_WHAT YOU ARE ASKED TO DO_:
Show every line below where "mode" can be found.

[BEGIN RECORDS PROVIDED]

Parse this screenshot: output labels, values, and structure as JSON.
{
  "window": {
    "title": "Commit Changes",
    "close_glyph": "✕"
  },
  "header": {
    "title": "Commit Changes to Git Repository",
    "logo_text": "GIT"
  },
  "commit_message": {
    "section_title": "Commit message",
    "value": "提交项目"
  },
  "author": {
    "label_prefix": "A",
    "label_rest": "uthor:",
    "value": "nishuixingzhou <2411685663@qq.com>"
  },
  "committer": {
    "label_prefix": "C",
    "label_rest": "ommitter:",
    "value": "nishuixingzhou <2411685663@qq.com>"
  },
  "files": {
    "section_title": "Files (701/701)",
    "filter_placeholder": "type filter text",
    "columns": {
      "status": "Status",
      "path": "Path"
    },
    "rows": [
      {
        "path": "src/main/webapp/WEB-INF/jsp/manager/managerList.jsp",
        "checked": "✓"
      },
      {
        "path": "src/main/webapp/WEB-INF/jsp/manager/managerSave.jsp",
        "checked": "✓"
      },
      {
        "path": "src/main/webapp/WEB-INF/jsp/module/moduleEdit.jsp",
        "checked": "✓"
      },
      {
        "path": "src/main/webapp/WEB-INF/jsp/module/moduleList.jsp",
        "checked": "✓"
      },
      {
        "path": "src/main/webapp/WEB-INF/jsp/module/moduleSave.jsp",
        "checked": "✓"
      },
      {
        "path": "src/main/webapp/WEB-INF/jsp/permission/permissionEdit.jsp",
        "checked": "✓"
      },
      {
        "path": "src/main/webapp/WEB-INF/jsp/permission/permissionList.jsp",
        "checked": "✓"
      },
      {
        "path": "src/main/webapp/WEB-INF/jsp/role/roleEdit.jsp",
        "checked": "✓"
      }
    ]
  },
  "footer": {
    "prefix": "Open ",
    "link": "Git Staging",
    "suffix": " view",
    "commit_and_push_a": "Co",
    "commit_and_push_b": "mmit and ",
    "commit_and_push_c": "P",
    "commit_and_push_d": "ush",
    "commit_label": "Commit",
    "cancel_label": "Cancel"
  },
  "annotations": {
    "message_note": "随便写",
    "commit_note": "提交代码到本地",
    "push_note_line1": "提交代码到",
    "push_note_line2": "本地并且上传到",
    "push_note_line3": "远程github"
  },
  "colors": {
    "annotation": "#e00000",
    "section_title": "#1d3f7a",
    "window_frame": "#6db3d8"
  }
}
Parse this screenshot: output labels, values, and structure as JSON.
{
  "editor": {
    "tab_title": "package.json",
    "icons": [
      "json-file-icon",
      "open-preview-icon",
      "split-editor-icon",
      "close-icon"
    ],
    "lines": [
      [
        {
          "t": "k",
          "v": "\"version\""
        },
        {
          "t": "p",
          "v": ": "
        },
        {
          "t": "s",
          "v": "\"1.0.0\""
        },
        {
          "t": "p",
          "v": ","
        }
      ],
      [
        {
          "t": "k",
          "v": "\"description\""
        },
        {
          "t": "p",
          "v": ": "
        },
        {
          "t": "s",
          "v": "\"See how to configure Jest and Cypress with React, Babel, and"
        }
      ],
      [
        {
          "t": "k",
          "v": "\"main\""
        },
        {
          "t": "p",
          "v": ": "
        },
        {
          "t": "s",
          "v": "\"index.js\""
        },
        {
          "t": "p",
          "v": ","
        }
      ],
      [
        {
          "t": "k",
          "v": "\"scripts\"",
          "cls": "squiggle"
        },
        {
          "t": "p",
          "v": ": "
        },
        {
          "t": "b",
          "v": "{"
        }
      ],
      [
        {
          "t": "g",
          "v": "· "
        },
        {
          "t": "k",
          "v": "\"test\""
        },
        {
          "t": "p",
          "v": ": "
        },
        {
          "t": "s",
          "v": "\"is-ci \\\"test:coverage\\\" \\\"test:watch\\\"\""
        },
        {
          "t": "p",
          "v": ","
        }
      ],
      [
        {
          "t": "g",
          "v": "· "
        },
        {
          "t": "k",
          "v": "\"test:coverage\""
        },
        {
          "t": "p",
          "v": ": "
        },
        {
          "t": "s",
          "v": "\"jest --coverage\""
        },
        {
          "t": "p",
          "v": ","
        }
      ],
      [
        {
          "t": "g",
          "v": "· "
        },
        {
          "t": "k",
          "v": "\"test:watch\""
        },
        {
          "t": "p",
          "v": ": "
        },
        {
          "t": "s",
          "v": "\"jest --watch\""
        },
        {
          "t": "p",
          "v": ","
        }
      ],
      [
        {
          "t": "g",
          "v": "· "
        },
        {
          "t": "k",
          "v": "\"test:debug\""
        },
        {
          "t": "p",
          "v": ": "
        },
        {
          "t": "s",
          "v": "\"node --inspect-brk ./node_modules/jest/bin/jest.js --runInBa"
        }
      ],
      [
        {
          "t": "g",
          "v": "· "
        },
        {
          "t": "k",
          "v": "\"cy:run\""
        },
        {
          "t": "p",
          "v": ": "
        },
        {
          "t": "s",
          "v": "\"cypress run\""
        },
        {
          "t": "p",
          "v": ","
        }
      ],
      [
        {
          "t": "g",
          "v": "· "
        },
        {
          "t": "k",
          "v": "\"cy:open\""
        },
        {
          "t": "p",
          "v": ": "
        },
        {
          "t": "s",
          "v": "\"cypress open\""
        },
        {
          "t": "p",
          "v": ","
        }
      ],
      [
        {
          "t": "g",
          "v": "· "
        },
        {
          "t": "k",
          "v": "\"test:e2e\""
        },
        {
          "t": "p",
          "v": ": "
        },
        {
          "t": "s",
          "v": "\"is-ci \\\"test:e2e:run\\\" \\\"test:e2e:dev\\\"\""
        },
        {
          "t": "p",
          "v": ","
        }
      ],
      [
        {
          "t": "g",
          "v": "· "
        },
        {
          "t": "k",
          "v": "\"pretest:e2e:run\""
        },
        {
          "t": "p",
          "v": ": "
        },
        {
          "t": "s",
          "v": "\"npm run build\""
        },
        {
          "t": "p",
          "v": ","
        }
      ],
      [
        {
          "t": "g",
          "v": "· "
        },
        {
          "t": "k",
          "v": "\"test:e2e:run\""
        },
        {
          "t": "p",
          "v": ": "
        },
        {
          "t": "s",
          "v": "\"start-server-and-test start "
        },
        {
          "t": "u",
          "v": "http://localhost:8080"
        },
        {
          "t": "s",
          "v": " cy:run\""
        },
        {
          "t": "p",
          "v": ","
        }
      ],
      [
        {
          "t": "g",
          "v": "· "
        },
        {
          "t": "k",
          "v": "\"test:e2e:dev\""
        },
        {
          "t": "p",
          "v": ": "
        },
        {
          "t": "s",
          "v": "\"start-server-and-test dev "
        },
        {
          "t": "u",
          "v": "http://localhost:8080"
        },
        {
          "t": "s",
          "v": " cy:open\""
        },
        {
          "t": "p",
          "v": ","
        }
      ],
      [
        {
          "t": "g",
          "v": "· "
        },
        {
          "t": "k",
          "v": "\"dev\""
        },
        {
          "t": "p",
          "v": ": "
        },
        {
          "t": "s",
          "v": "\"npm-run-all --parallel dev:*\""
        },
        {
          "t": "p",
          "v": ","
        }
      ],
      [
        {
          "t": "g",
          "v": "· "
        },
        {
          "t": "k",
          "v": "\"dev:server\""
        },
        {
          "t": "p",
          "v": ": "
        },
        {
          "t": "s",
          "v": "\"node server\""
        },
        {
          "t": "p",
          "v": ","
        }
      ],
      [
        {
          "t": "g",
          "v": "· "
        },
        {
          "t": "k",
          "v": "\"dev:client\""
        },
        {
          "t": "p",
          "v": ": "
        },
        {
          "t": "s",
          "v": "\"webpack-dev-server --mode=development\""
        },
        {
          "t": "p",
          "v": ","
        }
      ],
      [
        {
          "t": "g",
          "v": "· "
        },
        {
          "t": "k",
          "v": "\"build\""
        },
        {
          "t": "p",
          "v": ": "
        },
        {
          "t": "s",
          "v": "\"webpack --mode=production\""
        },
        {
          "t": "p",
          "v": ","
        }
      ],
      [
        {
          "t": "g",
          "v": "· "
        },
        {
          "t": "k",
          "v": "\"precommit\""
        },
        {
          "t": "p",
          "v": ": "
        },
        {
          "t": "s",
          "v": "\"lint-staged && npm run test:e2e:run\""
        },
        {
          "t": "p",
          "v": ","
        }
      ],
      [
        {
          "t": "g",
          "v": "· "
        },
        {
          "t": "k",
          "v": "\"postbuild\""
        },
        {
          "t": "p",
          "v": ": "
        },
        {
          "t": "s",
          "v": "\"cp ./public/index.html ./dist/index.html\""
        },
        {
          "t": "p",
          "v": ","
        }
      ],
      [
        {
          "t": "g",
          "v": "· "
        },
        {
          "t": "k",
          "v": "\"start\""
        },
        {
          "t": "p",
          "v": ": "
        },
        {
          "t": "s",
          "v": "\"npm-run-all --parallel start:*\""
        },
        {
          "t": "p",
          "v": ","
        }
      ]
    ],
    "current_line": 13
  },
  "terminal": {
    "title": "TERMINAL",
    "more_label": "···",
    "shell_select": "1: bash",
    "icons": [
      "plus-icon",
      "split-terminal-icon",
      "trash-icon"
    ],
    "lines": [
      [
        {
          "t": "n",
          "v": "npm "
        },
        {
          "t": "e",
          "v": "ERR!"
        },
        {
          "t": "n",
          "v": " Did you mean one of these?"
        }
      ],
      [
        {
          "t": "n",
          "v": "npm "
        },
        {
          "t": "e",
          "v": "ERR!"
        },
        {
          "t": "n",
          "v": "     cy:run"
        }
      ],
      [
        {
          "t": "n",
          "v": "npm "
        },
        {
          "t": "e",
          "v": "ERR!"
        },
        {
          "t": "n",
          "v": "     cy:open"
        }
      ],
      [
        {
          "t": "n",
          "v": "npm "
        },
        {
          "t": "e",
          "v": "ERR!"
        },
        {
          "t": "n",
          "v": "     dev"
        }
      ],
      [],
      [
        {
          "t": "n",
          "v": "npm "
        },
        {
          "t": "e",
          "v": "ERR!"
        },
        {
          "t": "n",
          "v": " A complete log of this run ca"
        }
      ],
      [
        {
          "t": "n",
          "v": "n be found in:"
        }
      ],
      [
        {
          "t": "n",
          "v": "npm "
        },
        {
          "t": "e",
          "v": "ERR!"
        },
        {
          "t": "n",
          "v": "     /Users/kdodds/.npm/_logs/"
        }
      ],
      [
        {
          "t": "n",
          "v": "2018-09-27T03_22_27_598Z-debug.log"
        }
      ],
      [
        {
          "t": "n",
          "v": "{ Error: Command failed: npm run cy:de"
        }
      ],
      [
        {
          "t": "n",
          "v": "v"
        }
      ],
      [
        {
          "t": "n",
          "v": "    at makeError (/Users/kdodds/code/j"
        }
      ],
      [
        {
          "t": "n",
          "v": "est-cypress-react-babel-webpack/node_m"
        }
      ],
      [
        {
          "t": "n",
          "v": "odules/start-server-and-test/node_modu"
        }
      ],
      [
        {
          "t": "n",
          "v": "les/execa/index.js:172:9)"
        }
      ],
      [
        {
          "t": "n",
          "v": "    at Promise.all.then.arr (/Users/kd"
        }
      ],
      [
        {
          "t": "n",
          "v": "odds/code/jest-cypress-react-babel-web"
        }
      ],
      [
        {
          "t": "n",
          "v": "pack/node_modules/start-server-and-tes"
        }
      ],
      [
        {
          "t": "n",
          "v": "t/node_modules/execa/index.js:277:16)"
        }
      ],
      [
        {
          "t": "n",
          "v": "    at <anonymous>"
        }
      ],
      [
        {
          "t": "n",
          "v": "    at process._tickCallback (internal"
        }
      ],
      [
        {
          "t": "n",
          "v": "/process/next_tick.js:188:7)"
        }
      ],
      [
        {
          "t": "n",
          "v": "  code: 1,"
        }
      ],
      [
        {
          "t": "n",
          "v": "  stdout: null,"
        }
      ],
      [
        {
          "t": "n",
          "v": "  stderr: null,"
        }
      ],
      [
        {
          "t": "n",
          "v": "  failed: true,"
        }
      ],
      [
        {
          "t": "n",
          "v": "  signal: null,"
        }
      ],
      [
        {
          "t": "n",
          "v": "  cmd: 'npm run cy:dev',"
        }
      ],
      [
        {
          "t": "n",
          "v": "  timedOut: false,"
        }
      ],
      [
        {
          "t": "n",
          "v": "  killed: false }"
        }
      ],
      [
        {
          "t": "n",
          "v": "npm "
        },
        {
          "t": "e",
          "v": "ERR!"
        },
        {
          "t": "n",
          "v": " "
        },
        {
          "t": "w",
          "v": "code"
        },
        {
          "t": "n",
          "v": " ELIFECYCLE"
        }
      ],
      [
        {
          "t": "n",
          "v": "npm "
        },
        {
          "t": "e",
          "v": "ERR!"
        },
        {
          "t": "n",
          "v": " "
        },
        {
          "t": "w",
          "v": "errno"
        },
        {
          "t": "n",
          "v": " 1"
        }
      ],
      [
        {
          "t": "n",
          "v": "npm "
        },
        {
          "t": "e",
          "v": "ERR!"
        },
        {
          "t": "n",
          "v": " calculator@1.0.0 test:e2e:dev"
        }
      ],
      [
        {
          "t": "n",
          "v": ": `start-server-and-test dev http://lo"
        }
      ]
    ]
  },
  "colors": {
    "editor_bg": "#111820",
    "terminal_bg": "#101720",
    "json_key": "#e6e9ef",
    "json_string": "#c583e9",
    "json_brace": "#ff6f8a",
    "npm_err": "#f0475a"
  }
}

[END RECORDS PROVIDED]

_EXERCISE SOLUTION_:
          "v": "\"webpack-dev-server --mode=development\""
          "v": "\"webpack --mode=production\""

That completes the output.